_What you have to do_:
Copy the entries below exactly. Images do not belong in the copy.

_Records to process_:
---------------
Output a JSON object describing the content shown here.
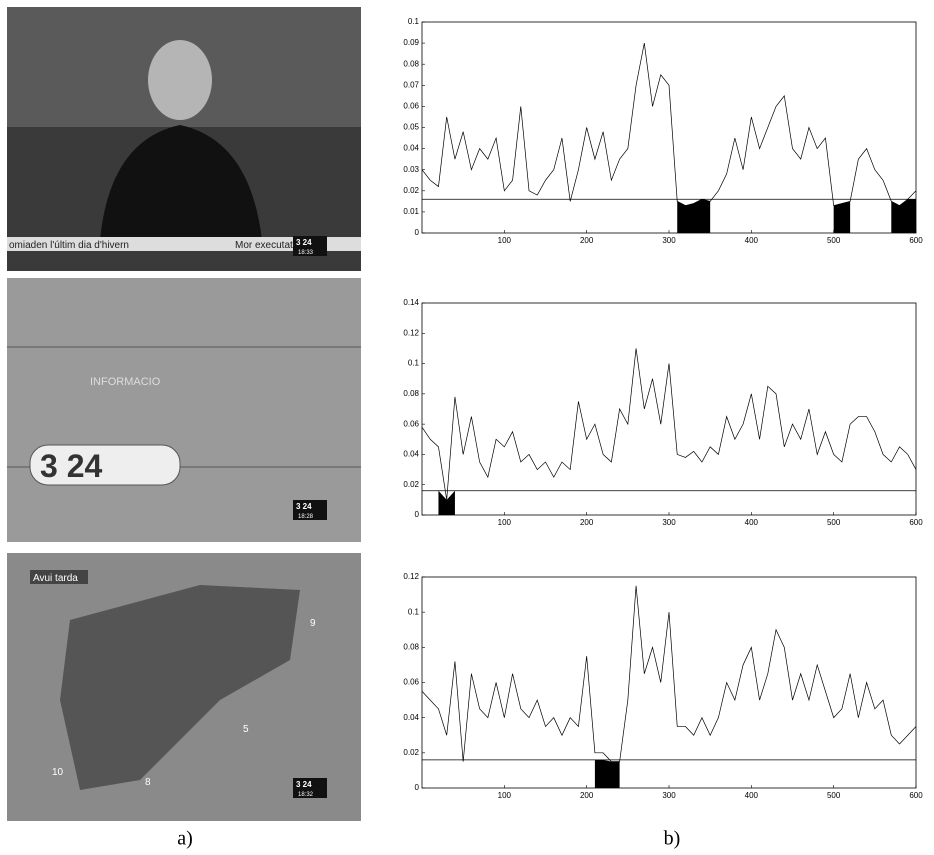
{
  "frames": [
    {
      "ticker": "omiaden l'últim dia d'hivern",
      "ticker2": "Mor executat a",
      "logo": "3 24",
      "clock": "18:33"
    },
    {
      "brand": "INFORMACIO",
      "logo": "3 24",
      "clock": "18:28"
    },
    {
      "label": "Avui tarda",
      "temps": [
        "9",
        "5",
        "10",
        "8"
      ],
      "logo": "3 24",
      "clock": "18:32"
    }
  ],
  "captions": [
    "a)",
    "b)"
  ],
  "chart_data": [
    {
      "type": "line",
      "xlim": [
        0,
        600
      ],
      "ylim": [
        0,
        0.1
      ],
      "xticks": [
        100,
        200,
        300,
        400,
        500,
        600
      ],
      "yticks": [
        0,
        0.01,
        0.02,
        0.03,
        0.04,
        0.05,
        0.06,
        0.07,
        0.08,
        0.09,
        0.1
      ],
      "threshold": 0.016,
      "shaded_ranges": [
        [
          310,
          350
        ],
        [
          500,
          520
        ],
        [
          570,
          600
        ]
      ],
      "color": "#000000",
      "x": [
        0,
        10,
        20,
        30,
        40,
        50,
        60,
        70,
        80,
        90,
        100,
        110,
        120,
        130,
        140,
        150,
        160,
        170,
        180,
        190,
        200,
        210,
        220,
        230,
        240,
        250,
        260,
        270,
        280,
        290,
        300,
        310,
        320,
        330,
        340,
        350,
        360,
        370,
        380,
        390,
        400,
        410,
        420,
        430,
        440,
        450,
        460,
        470,
        480,
        490,
        500,
        510,
        520,
        530,
        540,
        550,
        560,
        570,
        580,
        590,
        600
      ],
      "values": [
        0.03,
        0.025,
        0.022,
        0.055,
        0.035,
        0.048,
        0.03,
        0.04,
        0.035,
        0.045,
        0.02,
        0.025,
        0.06,
        0.02,
        0.018,
        0.025,
        0.03,
        0.045,
        0.015,
        0.03,
        0.05,
        0.035,
        0.048,
        0.025,
        0.035,
        0.04,
        0.07,
        0.09,
        0.06,
        0.075,
        0.07,
        0.015,
        0.013,
        0.014,
        0.016,
        0.015,
        0.02,
        0.028,
        0.045,
        0.03,
        0.055,
        0.04,
        0.05,
        0.06,
        0.065,
        0.04,
        0.035,
        0.05,
        0.04,
        0.045,
        0.013,
        0.014,
        0.015,
        0.035,
        0.04,
        0.03,
        0.025,
        0.015,
        0.013,
        0.016,
        0.02
      ]
    },
    {
      "type": "line",
      "xlim": [
        0,
        600
      ],
      "ylim": [
        0,
        0.14
      ],
      "xticks": [
        100,
        200,
        300,
        400,
        500,
        600
      ],
      "yticks": [
        0,
        0.02,
        0.04,
        0.06,
        0.08,
        0.1,
        0.12,
        0.14
      ],
      "threshold": 0.016,
      "shaded_ranges": [
        [
          20,
          40
        ]
      ],
      "color": "#000000",
      "x": [
        0,
        10,
        20,
        30,
        40,
        50,
        60,
        70,
        80,
        90,
        100,
        110,
        120,
        130,
        140,
        150,
        160,
        170,
        180,
        190,
        200,
        210,
        220,
        230,
        240,
        250,
        260,
        270,
        280,
        290,
        300,
        310,
        320,
        330,
        340,
        350,
        360,
        370,
        380,
        390,
        400,
        410,
        420,
        430,
        440,
        450,
        460,
        470,
        480,
        490,
        500,
        510,
        520,
        530,
        540,
        550,
        560,
        570,
        580,
        590,
        600
      ],
      "values": [
        0.058,
        0.05,
        0.045,
        0.01,
        0.078,
        0.04,
        0.065,
        0.035,
        0.025,
        0.05,
        0.045,
        0.055,
        0.035,
        0.04,
        0.03,
        0.035,
        0.025,
        0.035,
        0.03,
        0.075,
        0.05,
        0.06,
        0.04,
        0.035,
        0.07,
        0.06,
        0.11,
        0.07,
        0.09,
        0.06,
        0.1,
        0.04,
        0.038,
        0.042,
        0.035,
        0.045,
        0.04,
        0.065,
        0.05,
        0.06,
        0.08,
        0.05,
        0.085,
        0.08,
        0.045,
        0.06,
        0.05,
        0.07,
        0.04,
        0.055,
        0.04,
        0.035,
        0.06,
        0.065,
        0.065,
        0.055,
        0.04,
        0.035,
        0.045,
        0.04,
        0.03
      ]
    },
    {
      "type": "line",
      "xlim": [
        0,
        600
      ],
      "ylim": [
        0,
        0.12
      ],
      "xticks": [
        100,
        200,
        300,
        400,
        500,
        600
      ],
      "yticks": [
        0,
        0.02,
        0.04,
        0.06,
        0.08,
        0.1,
        0.12
      ],
      "threshold": 0.016,
      "shaded_ranges": [
        [
          210,
          240
        ]
      ],
      "color": "#000000",
      "x": [
        0,
        10,
        20,
        30,
        40,
        50,
        60,
        70,
        80,
        90,
        100,
        110,
        120,
        130,
        140,
        150,
        160,
        170,
        180,
        190,
        200,
        210,
        220,
        230,
        240,
        250,
        260,
        270,
        280,
        290,
        300,
        310,
        320,
        330,
        340,
        350,
        360,
        370,
        380,
        390,
        400,
        410,
        420,
        430,
        440,
        450,
        460,
        470,
        480,
        490,
        500,
        510,
        520,
        530,
        540,
        550,
        560,
        570,
        580,
        590,
        600
      ],
      "values": [
        0.055,
        0.05,
        0.045,
        0.03,
        0.072,
        0.015,
        0.065,
        0.045,
        0.04,
        0.06,
        0.04,
        0.065,
        0.045,
        0.04,
        0.05,
        0.035,
        0.04,
        0.03,
        0.04,
        0.035,
        0.075,
        0.02,
        0.02,
        0.015,
        0.015,
        0.05,
        0.115,
        0.065,
        0.08,
        0.06,
        0.1,
        0.035,
        0.035,
        0.03,
        0.04,
        0.03,
        0.04,
        0.06,
        0.05,
        0.07,
        0.08,
        0.05,
        0.065,
        0.09,
        0.08,
        0.05,
        0.065,
        0.05,
        0.07,
        0.055,
        0.04,
        0.045,
        0.065,
        0.04,
        0.06,
        0.045,
        0.05,
        0.03,
        0.025,
        0.03,
        0.035
      ]
    }
  ]
}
---------------
_Written response_:
Output a JSON object describing the content shown here.
{
  "frames": [
    {
      "ticker": "omiaden l'últim dia d'hivern",
      "ticker2": "Mor executat a",
      "logo": "3 24",
      "clock": "18:33"
    },
    {
      "brand": "INFORMACIO",
      "logo": "3 24",
      "clock": "18:28"
    },
    {
      "label": "Avui tarda",
      "temps": [
        "9",
        "5",
        "10",
        "8"
      ],
      "logo": "3 24",
      "clock": "18:32"
    }
  ],
  "captions": [
    "a)",
    "b)"
  ],
  "chart_data": [
    {
      "type": "line",
      "xlim": [
        0,
        600
      ],
      "ylim": [
        0,
        0.1
      ],
      "xticks": [
        100,
        200,
        300,
        400,
        500,
        600
      ],
      "yticks": [
        0,
        0.01,
        0.02,
        0.03,
        0.04,
        0.05,
        0.06,
        0.07,
        0.08,
        0.09,
        0.1
      ],
      "threshold": 0.016,
      "shaded_ranges": [
        [
          310,
          350
        ],
        [
          500,
          520
        ],
        [
          570,
          600
        ]
      ],
      "color": "#000000",
      "x": [
        0,
        10,
        20,
        30,
        40,
        50,
        60,
        70,
        80,
        90,
        100,
        110,
        120,
        130,
        140,
        150,
        160,
        170,
        180,
        190,
        200,
        210,
        220,
        230,
        240,
        250,
        260,
        270,
        280,
        290,
        300,
        310,
        320,
        330,
        340,
        350,
        360,
        370,
        380,
        390,
        400,
        410,
        420,
        430,
        440,
        450,
        460,
        470,
        480,
        490,
        500,
        510,
        520,
        530,
        540,
        550,
        560,
        570,
        580,
        590,
        600
      ],
      "values": [
        0.03,
        0.025,
        0.022,
        0.055,
        0.035,
        0.048,
        0.03,
        0.04,
        0.035,
        0.045,
        0.02,
        0.025,
        0.06,
        0.02,
        0.018,
        0.025,
        0.03,
        0.045,
        0.015,
        0.03,
        0.05,
        0.035,
        0.048,
        0.025,
        0.035,
        0.04,
        0.07,
        0.09,
        0.06,
        0.075,
        0.07,
        0.015,
        0.013,
        0.014,
        0.016,
        0.015,
        0.02,
        0.028,
        0.045,
        0.03,
        0.055,
        0.04,
        0.05,
        0.06,
        0.065,
        0.04,
        0.035,
        0.05,
        0.04,
        0.045,
        0.013,
        0.014,
        0.015,
        0.035,
        0.04,
        0.03,
        0.025,
        0.015,
        0.013,
        0.016,
        0.02
      ]
    },
    {
      "type": "line",
      "xlim": [
        0,
        600
      ],
      "ylim": [
        0,
        0.14
      ],
      "xticks": [
        100,
        200,
        300,
        400,
        500,
        600
      ],
      "yticks": [
        0,
        0.02,
        0.04,
        0.06,
        0.08,
        0.1,
        0.12,
        0.14
      ],
      "threshold": 0.016,
      "shaded_ranges": [
        [
          20,
          40
        ]
      ],
      "color": "#000000",
      "x": [
        0,
        10,
        20,
        30,
        40,
        50,
        60,
        70,
        80,
        90,
        100,
        110,
        120,
        130,
        140,
        150,
        160,
        170,
        180,
        190,
        200,
        210,
        220,
        230,
        240,
        250,
        260,
        270,
        280,
        290,
        300,
        310,
        320,
        330,
        340,
        350,
        360,
        370,
        380,
        390,
        400,
        410,
        420,
        430,
        440,
        450,
        460,
        470,
        480,
        490,
        500,
        510,
        520,
        530,
        540,
        550,
        560,
        570,
        580,
        590,
        600
      ],
      "values": [
        0.058,
        0.05,
        0.045,
        0.01,
        0.078,
        0.04,
        0.065,
        0.035,
        0.025,
        0.05,
        0.045,
        0.055,
        0.035,
        0.04,
        0.03,
        0.035,
        0.025,
        0.035,
        0.03,
        0.075,
        0.05,
        0.06,
        0.04,
        0.035,
        0.07,
        0.06,
        0.11,
        0.07,
        0.09,
        0.06,
        0.1,
        0.04,
        0.038,
        0.042,
        0.035,
        0.045,
        0.04,
        0.065,
        0.05,
        0.06,
        0.08,
        0.05,
        0.085,
        0.08,
        0.045,
        0.06,
        0.05,
        0.07,
        0.04,
        0.055,
        0.04,
        0.035,
        0.06,
        0.065,
        0.065,
        0.055,
        0.04,
        0.035,
        0.045,
        0.04,
        0.03
      ]
    },
    {
      "type": "line",
      "xlim": [
        0,
        600
      ],
      "ylim": [
        0,
        0.12
      ],
      "xticks": [
        100,
        200,
        300,
        400,
        500,
        600
      ],
      "yticks": [
        0,
        0.02,
        0.04,
        0.06,
        0.08,
        0.1,
        0.12
      ],
      "threshold": 0.016,
      "shaded_ranges": [
        [
          210,
          240
        ]
      ],
      "color": "#000000",
      "x": [
        0,
        10,
        20,
        30,
        40,
        50,
        60,
        70,
        80,
        90,
        100,
        110,
        120,
        130,
        140,
        150,
        160,
        170,
        180,
        190,
        200,
        210,
        220,
        230,
        240,
        250,
        260,
        270,
        280,
        290,
        300,
        310,
        320,
        330,
        340,
        350,
        360,
        370,
        380,
        390,
        400,
        410,
        420,
        430,
        440,
        450,
        460,
        470,
        480,
        490,
        500,
        510,
        520,
        530,
        540,
        550,
        560,
        570,
        580,
        590,
        600
      ],
      "values": [
        0.055,
        0.05,
        0.045,
        0.03,
        0.072,
        0.015,
        0.065,
        0.045,
        0.04,
        0.06,
        0.04,
        0.065,
        0.045,
        0.04,
        0.05,
        0.035,
        0.04,
        0.03,
        0.04,
        0.035,
        0.075,
        0.02,
        0.02,
        0.015,
        0.015,
        0.05,
        0.115,
        0.065,
        0.08,
        0.06,
        0.1,
        0.035,
        0.035,
        0.03,
        0.04,
        0.03,
        0.04,
        0.06,
        0.05,
        0.07,
        0.08,
        0.05,
        0.065,
        0.09,
        0.08,
        0.05,
        0.065,
        0.05,
        0.07,
        0.055,
        0.04,
        0.045,
        0.065,
        0.04,
        0.06,
        0.045,
        0.05,
        0.03,
        0.025,
        0.03,
        0.035
      ]
    }
  ]
}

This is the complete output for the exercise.